(Extracted rows)
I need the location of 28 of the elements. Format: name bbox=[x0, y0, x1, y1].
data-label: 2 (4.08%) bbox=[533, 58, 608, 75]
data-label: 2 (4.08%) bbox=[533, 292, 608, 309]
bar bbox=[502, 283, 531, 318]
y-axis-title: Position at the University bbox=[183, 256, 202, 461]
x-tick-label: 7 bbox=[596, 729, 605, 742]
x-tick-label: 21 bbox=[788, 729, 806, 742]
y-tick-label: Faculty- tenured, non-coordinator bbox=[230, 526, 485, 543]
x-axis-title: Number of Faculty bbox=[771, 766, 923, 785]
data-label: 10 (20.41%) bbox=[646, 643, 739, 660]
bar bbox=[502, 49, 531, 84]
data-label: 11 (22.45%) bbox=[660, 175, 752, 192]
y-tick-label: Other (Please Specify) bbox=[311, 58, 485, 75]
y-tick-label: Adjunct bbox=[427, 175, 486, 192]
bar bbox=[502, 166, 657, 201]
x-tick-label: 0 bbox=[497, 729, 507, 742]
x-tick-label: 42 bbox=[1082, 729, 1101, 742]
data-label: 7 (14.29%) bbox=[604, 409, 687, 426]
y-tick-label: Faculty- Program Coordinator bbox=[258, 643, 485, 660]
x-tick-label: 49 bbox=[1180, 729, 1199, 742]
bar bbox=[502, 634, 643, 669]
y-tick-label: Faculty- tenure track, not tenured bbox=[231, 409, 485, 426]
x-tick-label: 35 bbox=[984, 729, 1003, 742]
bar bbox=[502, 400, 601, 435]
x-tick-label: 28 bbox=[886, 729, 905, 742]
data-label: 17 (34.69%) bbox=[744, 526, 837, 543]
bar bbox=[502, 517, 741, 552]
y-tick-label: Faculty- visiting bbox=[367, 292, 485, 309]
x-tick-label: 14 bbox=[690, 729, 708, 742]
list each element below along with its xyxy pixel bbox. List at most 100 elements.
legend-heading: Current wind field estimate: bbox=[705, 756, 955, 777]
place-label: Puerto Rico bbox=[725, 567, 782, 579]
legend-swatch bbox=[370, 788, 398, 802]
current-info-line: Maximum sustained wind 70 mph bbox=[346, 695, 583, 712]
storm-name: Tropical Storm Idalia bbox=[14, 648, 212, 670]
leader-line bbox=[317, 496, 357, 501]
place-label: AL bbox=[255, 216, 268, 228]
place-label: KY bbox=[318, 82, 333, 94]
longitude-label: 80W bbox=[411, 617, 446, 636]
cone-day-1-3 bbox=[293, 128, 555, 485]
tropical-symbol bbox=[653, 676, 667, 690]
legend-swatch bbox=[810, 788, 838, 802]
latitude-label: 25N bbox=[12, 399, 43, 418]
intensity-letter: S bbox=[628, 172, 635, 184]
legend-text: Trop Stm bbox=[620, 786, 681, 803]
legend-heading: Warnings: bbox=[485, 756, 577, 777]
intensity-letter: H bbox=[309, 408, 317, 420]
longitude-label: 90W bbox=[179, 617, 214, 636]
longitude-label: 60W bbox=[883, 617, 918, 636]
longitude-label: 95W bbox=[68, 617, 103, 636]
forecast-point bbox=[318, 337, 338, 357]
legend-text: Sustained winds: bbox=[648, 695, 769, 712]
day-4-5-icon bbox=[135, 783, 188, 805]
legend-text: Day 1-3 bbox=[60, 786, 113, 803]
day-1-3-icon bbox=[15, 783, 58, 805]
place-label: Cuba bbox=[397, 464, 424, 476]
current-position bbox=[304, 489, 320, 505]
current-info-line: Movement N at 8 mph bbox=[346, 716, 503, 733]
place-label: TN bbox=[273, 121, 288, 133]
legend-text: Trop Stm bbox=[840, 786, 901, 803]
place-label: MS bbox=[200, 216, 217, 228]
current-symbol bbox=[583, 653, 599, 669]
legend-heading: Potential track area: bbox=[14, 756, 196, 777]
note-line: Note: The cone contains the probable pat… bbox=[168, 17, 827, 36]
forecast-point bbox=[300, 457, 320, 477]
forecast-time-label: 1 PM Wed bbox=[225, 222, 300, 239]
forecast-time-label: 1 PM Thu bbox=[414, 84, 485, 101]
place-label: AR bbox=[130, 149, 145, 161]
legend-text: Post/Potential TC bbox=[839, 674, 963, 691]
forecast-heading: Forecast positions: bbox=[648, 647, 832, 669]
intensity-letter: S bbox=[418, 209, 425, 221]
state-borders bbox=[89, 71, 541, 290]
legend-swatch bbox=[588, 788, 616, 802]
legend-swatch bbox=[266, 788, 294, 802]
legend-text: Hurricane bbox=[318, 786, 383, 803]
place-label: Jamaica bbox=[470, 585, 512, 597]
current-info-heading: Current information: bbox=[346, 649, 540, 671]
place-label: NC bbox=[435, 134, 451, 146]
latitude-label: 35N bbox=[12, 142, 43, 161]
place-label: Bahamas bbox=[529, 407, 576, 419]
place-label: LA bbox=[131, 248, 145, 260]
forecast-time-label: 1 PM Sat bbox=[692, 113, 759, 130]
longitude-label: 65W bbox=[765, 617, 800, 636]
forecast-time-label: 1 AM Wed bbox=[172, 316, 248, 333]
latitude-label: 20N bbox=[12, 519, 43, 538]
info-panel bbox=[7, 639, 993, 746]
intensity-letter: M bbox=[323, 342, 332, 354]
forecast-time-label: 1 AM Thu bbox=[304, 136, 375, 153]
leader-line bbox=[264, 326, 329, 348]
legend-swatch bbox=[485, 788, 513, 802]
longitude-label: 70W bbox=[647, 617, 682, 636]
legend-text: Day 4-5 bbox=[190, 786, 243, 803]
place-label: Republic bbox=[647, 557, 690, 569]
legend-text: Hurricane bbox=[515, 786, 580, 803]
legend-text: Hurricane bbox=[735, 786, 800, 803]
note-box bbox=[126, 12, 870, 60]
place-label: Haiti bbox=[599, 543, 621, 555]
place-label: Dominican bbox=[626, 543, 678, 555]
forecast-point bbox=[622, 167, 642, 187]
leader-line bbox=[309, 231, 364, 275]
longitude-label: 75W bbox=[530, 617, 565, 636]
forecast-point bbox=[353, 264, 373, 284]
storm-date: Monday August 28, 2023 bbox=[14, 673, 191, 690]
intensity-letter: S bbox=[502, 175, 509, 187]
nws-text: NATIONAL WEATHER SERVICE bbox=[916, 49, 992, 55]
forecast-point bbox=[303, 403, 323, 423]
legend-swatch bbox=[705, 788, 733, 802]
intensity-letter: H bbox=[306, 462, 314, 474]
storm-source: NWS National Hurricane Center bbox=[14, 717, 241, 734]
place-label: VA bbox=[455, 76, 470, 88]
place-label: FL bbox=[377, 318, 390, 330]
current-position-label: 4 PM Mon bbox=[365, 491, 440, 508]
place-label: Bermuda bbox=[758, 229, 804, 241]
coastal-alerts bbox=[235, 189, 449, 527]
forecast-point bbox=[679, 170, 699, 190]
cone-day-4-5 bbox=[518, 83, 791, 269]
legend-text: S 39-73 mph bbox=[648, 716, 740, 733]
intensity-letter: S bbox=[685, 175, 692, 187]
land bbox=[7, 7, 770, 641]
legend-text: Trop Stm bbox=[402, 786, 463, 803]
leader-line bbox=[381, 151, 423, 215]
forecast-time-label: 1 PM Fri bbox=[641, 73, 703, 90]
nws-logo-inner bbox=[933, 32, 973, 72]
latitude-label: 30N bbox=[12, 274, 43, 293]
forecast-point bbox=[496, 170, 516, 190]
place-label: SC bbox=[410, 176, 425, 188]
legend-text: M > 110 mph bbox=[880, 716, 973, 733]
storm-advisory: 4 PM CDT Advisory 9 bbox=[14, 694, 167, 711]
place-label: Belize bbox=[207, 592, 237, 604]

Given problem - Can you copy every one of the rows above, keeping each line identical to the original?

Solution to the problem -
I need the location of 28 of the elements. Format: name bbox=[x0, y0, x1, y1].
data-label: 2 (4.08%) bbox=[533, 58, 608, 75]
data-label: 2 (4.08%) bbox=[533, 292, 608, 309]
bar bbox=[502, 283, 531, 318]
y-axis-title: Position at the University bbox=[183, 256, 202, 461]
x-tick-label: 7 bbox=[596, 729, 605, 742]
x-tick-label: 21 bbox=[788, 729, 806, 742]
y-tick-label: Faculty- tenured, non-coordinator bbox=[230, 526, 485, 543]
x-axis-title: Number of Faculty bbox=[771, 766, 923, 785]
data-label: 10 (20.41%) bbox=[646, 643, 739, 660]
bar bbox=[502, 49, 531, 84]
data-label: 11 (22.45%) bbox=[660, 175, 752, 192]
y-tick-label: Other (Please Specify) bbox=[311, 58, 485, 75]
y-tick-label: Adjunct bbox=[427, 175, 486, 192]
bar bbox=[502, 166, 657, 201]
x-tick-label: 0 bbox=[497, 729, 507, 742]
x-tick-label: 42 bbox=[1082, 729, 1101, 742]
data-label: 7 (14.29%) bbox=[604, 409, 687, 426]
y-tick-label: Faculty- Program Coordinator bbox=[258, 643, 485, 660]
x-tick-label: 49 bbox=[1180, 729, 1199, 742]
bar bbox=[502, 634, 643, 669]
y-tick-label: Faculty- tenure track, not tenured bbox=[231, 409, 485, 426]
x-tick-label: 35 bbox=[984, 729, 1003, 742]
bar bbox=[502, 400, 601, 435]
x-tick-label: 28 bbox=[886, 729, 905, 742]
data-label: 17 (34.69%) bbox=[744, 526, 837, 543]
bar bbox=[502, 517, 741, 552]
y-tick-label: Faculty- visiting bbox=[367, 292, 485, 309]
x-tick-label: 14 bbox=[690, 729, 708, 742]
list each element below along with its xyxy pixel bbox. List at most 100 elements.
legend-heading: Current wind field estimate: bbox=[705, 756, 955, 777]
place-label: Puerto Rico bbox=[725, 567, 782, 579]
legend-swatch bbox=[370, 788, 398, 802]
current-info-line: Maximum sustained wind 70 mph bbox=[346, 695, 583, 712]
storm-name: Tropical Storm Idalia bbox=[14, 648, 212, 670]
leader-line bbox=[317, 496, 357, 501]
place-label: AL bbox=[255, 216, 268, 228]
place-label: KY bbox=[318, 82, 333, 94]
longitude-label: 80W bbox=[411, 617, 446, 636]
cone-day-1-3 bbox=[293, 128, 555, 485]
tropical-symbol bbox=[653, 676, 667, 690]
legend-swatch bbox=[810, 788, 838, 802]
latitude-label: 25N bbox=[12, 399, 43, 418]
intensity-letter: S bbox=[628, 172, 635, 184]
legend-text: Trop Stm bbox=[620, 786, 681, 803]
legend-heading: Warnings: bbox=[485, 756, 577, 777]
intensity-letter: H bbox=[309, 408, 317, 420]
longitude-label: 90W bbox=[179, 617, 214, 636]
longitude-label: 60W bbox=[883, 617, 918, 636]
longitude-label: 95W bbox=[68, 617, 103, 636]
forecast-point bbox=[318, 337, 338, 357]
legend-text: Sustained winds: bbox=[648, 695, 769, 712]
day-4-5-icon bbox=[135, 783, 188, 805]
legend-text: Day 1-3 bbox=[60, 786, 113, 803]
day-1-3-icon bbox=[15, 783, 58, 805]
place-label: Cuba bbox=[397, 464, 424, 476]
current-position bbox=[304, 489, 320, 505]
current-info-line: Movement N at 8 mph bbox=[346, 716, 503, 733]
place-label: TN bbox=[273, 121, 288, 133]
legend-text: Trop Stm bbox=[840, 786, 901, 803]
place-label: MS bbox=[200, 216, 217, 228]
current-symbol bbox=[583, 653, 599, 669]
legend-heading: Potential track area: bbox=[14, 756, 196, 777]
note-line: Note: The cone contains the probable pat… bbox=[168, 17, 827, 36]
forecast-point bbox=[300, 457, 320, 477]
forecast-time-label: 1 PM Wed bbox=[225, 222, 300, 239]
forecast-time-label: 1 PM Thu bbox=[414, 84, 485, 101]
place-label: AR bbox=[130, 149, 145, 161]
legend-text: Post/Potential TC bbox=[839, 674, 963, 691]
forecast-heading: Forecast positions: bbox=[648, 647, 832, 669]
intensity-letter: S bbox=[418, 209, 425, 221]
state-borders bbox=[89, 71, 541, 290]
legend-swatch bbox=[588, 788, 616, 802]
legend-swatch bbox=[266, 788, 294, 802]
legend-text: Hurricane bbox=[318, 786, 383, 803]
place-label: Jamaica bbox=[470, 585, 512, 597]
current-info-heading: Current information: bbox=[346, 649, 540, 671]
place-label: NC bbox=[435, 134, 451, 146]
latitude-label: 35N bbox=[12, 142, 43, 161]
place-label: Bahamas bbox=[529, 407, 576, 419]
place-label: LA bbox=[131, 248, 145, 260]
forecast-time-label: 1 PM Sat bbox=[692, 113, 759, 130]
longitude-label: 65W bbox=[765, 617, 800, 636]
forecast-time-label: 1 AM Wed bbox=[172, 316, 248, 333]
latitude-label: 20N bbox=[12, 519, 43, 538]
info-panel bbox=[7, 639, 993, 746]
intensity-letter: M bbox=[323, 342, 332, 354]
forecast-time-label: 1 AM Thu bbox=[304, 136, 375, 153]
leader-line bbox=[264, 326, 329, 348]
legend-swatch bbox=[485, 788, 513, 802]
longitude-label: 70W bbox=[647, 617, 682, 636]
legend-text: Day 4-5 bbox=[190, 786, 243, 803]
place-label: Republic bbox=[647, 557, 690, 569]
legend-text: Hurricane bbox=[515, 786, 580, 803]
legend-text: Hurricane bbox=[735, 786, 800, 803]
note-box bbox=[126, 12, 870, 60]
place-label: Haiti bbox=[599, 543, 621, 555]
place-label: Dominican bbox=[626, 543, 678, 555]
forecast-point bbox=[622, 167, 642, 187]
leader-line bbox=[309, 231, 364, 275]
longitude-label: 75W bbox=[530, 617, 565, 636]
forecast-point bbox=[353, 264, 373, 284]
storm-date: Monday August 28, 2023 bbox=[14, 673, 191, 690]
intensity-letter: S bbox=[502, 175, 509, 187]
nws-text: NATIONAL WEATHER SERVICE bbox=[916, 49, 992, 55]
forecast-point bbox=[303, 403, 323, 423]
legend-swatch bbox=[705, 788, 733, 802]
intensity-letter: H bbox=[306, 462, 314, 474]
storm-source: NWS National Hurricane Center bbox=[14, 717, 241, 734]
place-label: VA bbox=[455, 76, 470, 88]
place-label: FL bbox=[377, 318, 390, 330]
current-position-label: 4 PM Mon bbox=[365, 491, 440, 508]
place-label: Bermuda bbox=[758, 229, 804, 241]
coastal-alerts bbox=[235, 189, 449, 527]
forecast-point bbox=[679, 170, 699, 190]
cone-day-4-5 bbox=[518, 83, 791, 269]
legend-text: S 39-73 mph bbox=[648, 716, 740, 733]
intensity-letter: S bbox=[685, 175, 692, 187]
land bbox=[7, 7, 770, 641]
legend-text: Trop Stm bbox=[402, 786, 463, 803]
leader-line bbox=[381, 151, 423, 215]
forecast-time-label: 1 PM Fri bbox=[641, 73, 703, 90]
nws-logo-inner bbox=[933, 32, 973, 72]
latitude-label: 30N bbox=[12, 274, 43, 293]
forecast-point bbox=[496, 170, 516, 190]
place-label: SC bbox=[410, 176, 425, 188]
legend-text: M > 110 mph bbox=[880, 716, 973, 733]
storm-advisory: 4 PM CDT Advisory 9 bbox=[14, 694, 167, 711]
place-label: Belize bbox=[207, 592, 237, 604]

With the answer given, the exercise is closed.